[Saved entries]
------------------------------------

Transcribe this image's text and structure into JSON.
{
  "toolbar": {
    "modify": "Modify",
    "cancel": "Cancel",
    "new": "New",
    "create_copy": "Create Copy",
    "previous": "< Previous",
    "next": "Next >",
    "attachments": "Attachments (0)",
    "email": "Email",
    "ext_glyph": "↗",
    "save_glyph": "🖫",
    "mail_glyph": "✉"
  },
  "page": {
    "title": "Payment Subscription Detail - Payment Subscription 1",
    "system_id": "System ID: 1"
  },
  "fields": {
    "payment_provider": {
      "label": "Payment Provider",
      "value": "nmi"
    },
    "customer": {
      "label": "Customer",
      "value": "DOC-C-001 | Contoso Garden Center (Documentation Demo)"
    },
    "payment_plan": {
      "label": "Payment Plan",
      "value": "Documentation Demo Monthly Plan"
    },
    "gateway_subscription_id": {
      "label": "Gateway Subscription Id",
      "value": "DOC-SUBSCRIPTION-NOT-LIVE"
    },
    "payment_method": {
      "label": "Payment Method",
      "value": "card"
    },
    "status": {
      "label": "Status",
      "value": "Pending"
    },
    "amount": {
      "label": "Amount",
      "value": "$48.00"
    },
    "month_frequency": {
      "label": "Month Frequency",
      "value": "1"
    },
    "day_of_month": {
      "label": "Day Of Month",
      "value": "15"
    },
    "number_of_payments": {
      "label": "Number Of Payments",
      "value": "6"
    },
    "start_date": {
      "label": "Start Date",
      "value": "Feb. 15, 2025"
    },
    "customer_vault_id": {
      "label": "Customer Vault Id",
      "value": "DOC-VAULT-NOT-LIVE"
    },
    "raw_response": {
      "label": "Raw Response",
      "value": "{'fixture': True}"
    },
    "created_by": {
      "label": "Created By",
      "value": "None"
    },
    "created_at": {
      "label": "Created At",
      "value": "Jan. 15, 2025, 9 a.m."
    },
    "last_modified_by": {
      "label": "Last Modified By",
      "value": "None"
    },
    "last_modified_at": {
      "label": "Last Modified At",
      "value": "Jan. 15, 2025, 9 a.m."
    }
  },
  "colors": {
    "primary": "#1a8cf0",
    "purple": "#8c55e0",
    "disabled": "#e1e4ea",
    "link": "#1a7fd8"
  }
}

------------------------------------

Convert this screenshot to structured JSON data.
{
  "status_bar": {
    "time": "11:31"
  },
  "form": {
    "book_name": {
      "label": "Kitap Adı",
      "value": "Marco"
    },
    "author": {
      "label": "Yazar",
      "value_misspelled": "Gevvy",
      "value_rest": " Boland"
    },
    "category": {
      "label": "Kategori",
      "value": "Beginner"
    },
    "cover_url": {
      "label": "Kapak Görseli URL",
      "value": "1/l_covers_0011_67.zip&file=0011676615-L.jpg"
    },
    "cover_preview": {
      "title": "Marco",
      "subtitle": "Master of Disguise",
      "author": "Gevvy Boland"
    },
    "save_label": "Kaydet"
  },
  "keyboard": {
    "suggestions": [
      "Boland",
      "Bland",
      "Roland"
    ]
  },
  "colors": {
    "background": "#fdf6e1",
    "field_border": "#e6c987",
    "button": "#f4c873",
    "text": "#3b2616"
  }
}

------------------------------------

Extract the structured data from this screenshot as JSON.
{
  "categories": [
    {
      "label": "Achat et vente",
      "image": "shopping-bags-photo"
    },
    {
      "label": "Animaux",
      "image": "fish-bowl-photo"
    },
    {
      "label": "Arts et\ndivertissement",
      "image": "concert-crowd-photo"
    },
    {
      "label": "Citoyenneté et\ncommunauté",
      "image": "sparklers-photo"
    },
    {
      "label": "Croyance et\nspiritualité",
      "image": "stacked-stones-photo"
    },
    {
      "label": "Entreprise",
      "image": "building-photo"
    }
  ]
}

------------------------------------

Going through the entries above line by line, work out how many lines include the word "screenshot". Only the number is required.

2